Problem to work on:
Please give the listing again in its entirety, exactly as written.

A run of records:
==================================================
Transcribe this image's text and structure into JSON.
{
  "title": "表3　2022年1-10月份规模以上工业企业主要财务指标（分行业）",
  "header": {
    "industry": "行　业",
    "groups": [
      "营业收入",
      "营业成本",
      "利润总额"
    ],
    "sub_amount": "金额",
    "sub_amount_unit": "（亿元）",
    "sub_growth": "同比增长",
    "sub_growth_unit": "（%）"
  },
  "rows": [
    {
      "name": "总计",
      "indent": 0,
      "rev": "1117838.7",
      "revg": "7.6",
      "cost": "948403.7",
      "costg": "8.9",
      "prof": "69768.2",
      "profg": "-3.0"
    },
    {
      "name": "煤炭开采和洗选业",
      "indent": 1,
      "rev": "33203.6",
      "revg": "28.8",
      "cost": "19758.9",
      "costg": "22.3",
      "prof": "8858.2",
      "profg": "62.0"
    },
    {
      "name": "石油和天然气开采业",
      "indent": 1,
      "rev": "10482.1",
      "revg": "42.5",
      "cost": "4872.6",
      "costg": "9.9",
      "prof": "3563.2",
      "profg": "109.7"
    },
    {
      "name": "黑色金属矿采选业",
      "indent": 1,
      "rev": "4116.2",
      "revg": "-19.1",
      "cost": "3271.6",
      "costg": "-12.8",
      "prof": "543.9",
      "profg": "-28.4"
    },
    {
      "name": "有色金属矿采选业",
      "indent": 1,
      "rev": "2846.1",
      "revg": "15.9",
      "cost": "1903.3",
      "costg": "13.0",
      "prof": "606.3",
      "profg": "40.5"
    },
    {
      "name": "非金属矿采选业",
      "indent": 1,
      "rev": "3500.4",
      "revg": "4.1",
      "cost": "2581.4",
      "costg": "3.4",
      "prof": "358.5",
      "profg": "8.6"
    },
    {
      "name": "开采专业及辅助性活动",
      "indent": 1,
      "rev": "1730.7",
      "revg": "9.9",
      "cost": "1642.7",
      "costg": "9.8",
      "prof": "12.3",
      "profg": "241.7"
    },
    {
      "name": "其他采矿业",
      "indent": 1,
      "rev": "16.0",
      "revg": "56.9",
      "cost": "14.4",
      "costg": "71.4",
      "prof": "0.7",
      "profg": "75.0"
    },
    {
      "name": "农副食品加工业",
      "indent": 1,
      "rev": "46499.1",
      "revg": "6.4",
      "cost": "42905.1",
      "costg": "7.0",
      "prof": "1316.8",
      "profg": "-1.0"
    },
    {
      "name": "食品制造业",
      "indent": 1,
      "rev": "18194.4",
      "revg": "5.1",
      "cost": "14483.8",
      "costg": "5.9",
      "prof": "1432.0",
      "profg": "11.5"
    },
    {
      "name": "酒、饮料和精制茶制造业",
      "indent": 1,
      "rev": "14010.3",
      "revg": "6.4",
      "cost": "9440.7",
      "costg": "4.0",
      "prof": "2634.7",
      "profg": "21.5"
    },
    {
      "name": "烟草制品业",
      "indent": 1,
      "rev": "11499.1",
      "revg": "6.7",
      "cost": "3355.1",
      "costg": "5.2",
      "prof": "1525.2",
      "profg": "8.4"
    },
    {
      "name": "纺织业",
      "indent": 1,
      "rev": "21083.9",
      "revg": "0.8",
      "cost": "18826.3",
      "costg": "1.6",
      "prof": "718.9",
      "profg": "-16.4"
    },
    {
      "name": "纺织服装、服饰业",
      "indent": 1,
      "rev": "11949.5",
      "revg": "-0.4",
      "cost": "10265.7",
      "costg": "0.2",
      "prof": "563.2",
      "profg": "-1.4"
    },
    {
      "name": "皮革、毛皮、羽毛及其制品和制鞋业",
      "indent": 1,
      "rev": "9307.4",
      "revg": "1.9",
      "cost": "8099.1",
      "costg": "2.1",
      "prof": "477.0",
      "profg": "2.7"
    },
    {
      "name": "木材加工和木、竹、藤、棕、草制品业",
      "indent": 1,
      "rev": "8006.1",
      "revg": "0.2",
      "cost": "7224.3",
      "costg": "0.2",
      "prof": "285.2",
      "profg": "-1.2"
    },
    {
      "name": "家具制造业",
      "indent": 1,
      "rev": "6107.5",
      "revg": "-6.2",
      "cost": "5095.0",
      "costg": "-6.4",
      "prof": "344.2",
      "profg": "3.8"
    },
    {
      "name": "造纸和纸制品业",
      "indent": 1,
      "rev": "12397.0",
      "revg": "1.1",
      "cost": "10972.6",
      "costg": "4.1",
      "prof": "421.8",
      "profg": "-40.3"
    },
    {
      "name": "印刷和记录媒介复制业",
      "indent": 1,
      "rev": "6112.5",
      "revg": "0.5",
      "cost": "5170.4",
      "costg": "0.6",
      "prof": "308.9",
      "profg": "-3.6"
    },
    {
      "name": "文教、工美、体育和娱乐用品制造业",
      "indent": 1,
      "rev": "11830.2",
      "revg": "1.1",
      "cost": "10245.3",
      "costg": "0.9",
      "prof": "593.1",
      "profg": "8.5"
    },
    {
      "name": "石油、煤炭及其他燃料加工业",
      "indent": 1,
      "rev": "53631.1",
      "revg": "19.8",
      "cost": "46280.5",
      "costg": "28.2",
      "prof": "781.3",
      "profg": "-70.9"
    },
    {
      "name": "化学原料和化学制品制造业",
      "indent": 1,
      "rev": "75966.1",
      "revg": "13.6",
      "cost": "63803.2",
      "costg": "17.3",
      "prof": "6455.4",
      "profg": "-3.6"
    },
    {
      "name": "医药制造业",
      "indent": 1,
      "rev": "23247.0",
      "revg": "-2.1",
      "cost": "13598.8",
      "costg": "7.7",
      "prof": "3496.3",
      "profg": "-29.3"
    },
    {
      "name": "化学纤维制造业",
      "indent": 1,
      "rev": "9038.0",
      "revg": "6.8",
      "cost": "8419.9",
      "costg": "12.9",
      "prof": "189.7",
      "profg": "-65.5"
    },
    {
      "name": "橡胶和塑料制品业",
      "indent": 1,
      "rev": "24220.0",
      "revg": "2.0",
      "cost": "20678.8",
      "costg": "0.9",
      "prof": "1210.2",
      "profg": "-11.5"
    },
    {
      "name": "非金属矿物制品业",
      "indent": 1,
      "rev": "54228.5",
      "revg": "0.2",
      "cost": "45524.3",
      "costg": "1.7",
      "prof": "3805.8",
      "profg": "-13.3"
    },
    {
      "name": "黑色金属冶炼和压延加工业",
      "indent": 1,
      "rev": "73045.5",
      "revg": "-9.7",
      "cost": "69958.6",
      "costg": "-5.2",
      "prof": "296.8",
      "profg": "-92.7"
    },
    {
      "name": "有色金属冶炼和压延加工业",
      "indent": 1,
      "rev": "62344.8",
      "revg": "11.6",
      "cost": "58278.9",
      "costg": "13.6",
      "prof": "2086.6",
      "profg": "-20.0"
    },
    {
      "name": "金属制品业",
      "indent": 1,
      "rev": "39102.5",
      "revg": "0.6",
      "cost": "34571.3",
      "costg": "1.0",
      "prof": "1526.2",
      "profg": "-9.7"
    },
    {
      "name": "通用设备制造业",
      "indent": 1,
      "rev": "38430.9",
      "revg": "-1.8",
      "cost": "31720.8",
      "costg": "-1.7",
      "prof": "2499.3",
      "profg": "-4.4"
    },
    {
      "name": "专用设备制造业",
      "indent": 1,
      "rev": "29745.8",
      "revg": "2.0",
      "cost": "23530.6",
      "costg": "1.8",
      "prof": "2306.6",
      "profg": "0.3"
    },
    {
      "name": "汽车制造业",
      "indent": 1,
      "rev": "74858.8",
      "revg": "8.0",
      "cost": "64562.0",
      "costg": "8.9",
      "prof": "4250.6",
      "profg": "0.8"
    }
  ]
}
==================================================
Task answer:
Transcribe this image's text and structure into JSON.
{
  "title": "表3　2022年1-10月份规模以上工业企业主要财务指标（分行业）",
  "header": {
    "industry": "行　业",
    "groups": [
      "营业收入",
      "营业成本",
      "利润总额"
    ],
    "sub_amount": "金额",
    "sub_amount_unit": "（亿元）",
    "sub_growth": "同比增长",
    "sub_growth_unit": "（%）"
  },
  "rows": [
    {
      "name": "总计",
      "indent": 0,
      "rev": "1117838.7",
      "revg": "7.6",
      "cost": "948403.7",
      "costg": "8.9",
      "prof": "69768.2",
      "profg": "-3.0"
    },
    {
      "name": "煤炭开采和洗选业",
      "indent": 1,
      "rev": "33203.6",
      "revg": "28.8",
      "cost": "19758.9",
      "costg": "22.3",
      "prof": "8858.2",
      "profg": "62.0"
    },
    {
      "name": "石油和天然气开采业",
      "indent": 1,
      "rev": "10482.1",
      "revg": "42.5",
      "cost": "4872.6",
      "costg": "9.9",
      "prof": "3563.2",
      "profg": "109.7"
    },
    {
      "name": "黑色金属矿采选业",
      "indent": 1,
      "rev": "4116.2",
      "revg": "-19.1",
      "cost": "3271.6",
      "costg": "-12.8",
      "prof": "543.9",
      "profg": "-28.4"
    },
    {
      "name": "有色金属矿采选业",
      "indent": 1,
      "rev": "2846.1",
      "revg": "15.9",
      "cost": "1903.3",
      "costg": "13.0",
      "prof": "606.3",
      "profg": "40.5"
    },
    {
      "name": "非金属矿采选业",
      "indent": 1,
      "rev": "3500.4",
      "revg": "4.1",
      "cost": "2581.4",
      "costg": "3.4",
      "prof": "358.5",
      "profg": "8.6"
    },
    {
      "name": "开采专业及辅助性活动",
      "indent": 1,
      "rev": "1730.7",
      "revg": "9.9",
      "cost": "1642.7",
      "costg": "9.8",
      "prof": "12.3",
      "profg": "241.7"
    },
    {
      "name": "其他采矿业",
      "indent": 1,
      "rev": "16.0",
      "revg": "56.9",
      "cost": "14.4",
      "costg": "71.4",
      "prof": "0.7",
      "profg": "75.0"
    },
    {
      "name": "农副食品加工业",
      "indent": 1,
      "rev": "46499.1",
      "revg": "6.4",
      "cost": "42905.1",
      "costg": "7.0",
      "prof": "1316.8",
      "profg": "-1.0"
    },
    {
      "name": "食品制造业",
      "indent": 1,
      "rev": "18194.4",
      "revg": "5.1",
      "cost": "14483.8",
      "costg": "5.9",
      "prof": "1432.0",
      "profg": "11.5"
    },
    {
      "name": "酒、饮料和精制茶制造业",
      "indent": 1,
      "rev": "14010.3",
      "revg": "6.4",
      "cost": "9440.7",
      "costg": "4.0",
      "prof": "2634.7",
      "profg": "21.5"
    },
    {
      "name": "烟草制品业",
      "indent": 1,
      "rev": "11499.1",
      "revg": "6.7",
      "cost": "3355.1",
      "costg": "5.2",
      "prof": "1525.2",
      "profg": "8.4"
    },
    {
      "name": "纺织业",
      "indent": 1,
      "rev": "21083.9",
      "revg": "0.8",
      "cost": "18826.3",
      "costg": "1.6",
      "prof": "718.9",
      "profg": "-16.4"
    },
    {
      "name": "纺织服装、服饰业",
      "indent": 1,
      "rev": "11949.5",
      "revg": "-0.4",
      "cost": "10265.7",
      "costg": "0.2",
      "prof": "563.2",
      "profg": "-1.4"
    },
    {
      "name": "皮革、毛皮、羽毛及其制品和制鞋业",
      "indent": 1,
      "rev": "9307.4",
      "revg": "1.9",
      "cost": "8099.1",
      "costg": "2.1",
      "prof": "477.0",
      "profg": "2.7"
    },
    {
      "name": "木材加工和木、竹、藤、棕、草制品业",
      "indent": 1,
      "rev": "8006.1",
      "revg": "0.2",
      "cost": "7224.3",
      "costg": "0.2",
      "prof": "285.2",
      "profg": "-1.2"
    },
    {
      "name": "家具制造业",
      "indent": 1,
      "rev": "6107.5",
      "revg": "-6.2",
      "cost": "5095.0",
      "costg": "-6.4",
      "prof": "344.2",
      "profg": "3.8"
    },
    {
      "name": "造纸和纸制品业",
      "indent": 1,
      "rev": "12397.0",
      "revg": "1.1",
      "cost": "10972.6",
      "costg": "4.1",
      "prof": "421.8",
      "profg": "-40.3"
    },
    {
      "name": "印刷和记录媒介复制业",
      "indent": 1,
      "rev": "6112.5",
      "revg": "0.5",
      "cost": "5170.4",
      "costg": "0.6",
      "prof": "308.9",
      "profg": "-3.6"
    },
    {
      "name": "文教、工美、体育和娱乐用品制造业",
      "indent": 1,
      "rev": "11830.2",
      "revg": "1.1",
      "cost": "10245.3",
      "costg": "0.9",
      "prof": "593.1",
      "profg": "8.5"
    },
    {
      "name": "石油、煤炭及其他燃料加工业",
      "indent": 1,
      "rev": "53631.1",
      "revg": "19.8",
      "cost": "46280.5",
      "costg": "28.2",
      "prof": "781.3",
      "profg": "-70.9"
    },
    {
      "name": "化学原料和化学制品制造业",
      "indent": 1,
      "rev": "75966.1",
      "revg": "13.6",
      "cost": "63803.2",
      "costg": "17.3",
      "prof": "6455.4",
      "profg": "-3.6"
    },
    {
      "name": "医药制造业",
      "indent": 1,
      "rev": "23247.0",
      "revg": "-2.1",
      "cost": "13598.8",
      "costg": "7.7",
      "prof": "3496.3",
      "profg": "-29.3"
    },
    {
      "name": "化学纤维制造业",
      "indent": 1,
      "rev": "9038.0",
      "revg": "6.8",
      "cost": "8419.9",
      "costg": "12.9",
      "prof": "189.7",
      "profg": "-65.5"
    },
    {
      "name": "橡胶和塑料制品业",
      "indent": 1,
      "rev": "24220.0",
      "revg": "2.0",
      "cost": "20678.8",
      "costg": "0.9",
      "prof": "1210.2",
      "profg": "-11.5"
    },
    {
      "name": "非金属矿物制品业",
      "indent": 1,
      "rev": "54228.5",
      "revg": "0.2",
      "cost": "45524.3",
      "costg": "1.7",
      "prof": "3805.8",
      "profg": "-13.3"
    },
    {
      "name": "黑色金属冶炼和压延加工业",
      "indent": 1,
      "rev": "73045.5",
      "revg": "-9.7",
      "cost": "69958.6",
      "costg": "-5.2",
      "prof": "296.8",
      "profg": "-92.7"
    },
    {
      "name": "有色金属冶炼和压延加工业",
      "indent": 1,
      "rev": "62344.8",
      "revg": "11.6",
      "cost": "58278.9",
      "costg": "13.6",
      "prof": "2086.6",
      "profg": "-20.0"
    },
    {
      "name": "金属制品业",
      "indent": 1,
      "rev": "39102.5",
      "revg": "0.6",
      "cost": "34571.3",
      "costg": "1.0",
      "prof": "1526.2",
      "profg": "-9.7"
    },
    {
      "name": "通用设备制造业",
      "indent": 1,
      "rev": "38430.9",
      "revg": "-1.8",
      "cost": "31720.8",
      "costg": "-1.7",
      "prof": "2499.3",
      "profg": "-4.4"
    },
    {
      "name": "专用设备制造业",
      "indent": 1,
      "rev": "29745.8",
      "revg": "2.0",
      "cost": "23530.6",
      "costg": "1.8",
      "prof": "2306.6",
      "profg": "0.3"
    },
    {
      "name": "汽车制造业",
      "indent": 1,
      "rev": "74858.8",
      "revg": "8.0",
      "cost": "64562.0",
      "costg": "8.9",
      "prof": "4250.6",
      "profg": "0.8"
    }
  ]
}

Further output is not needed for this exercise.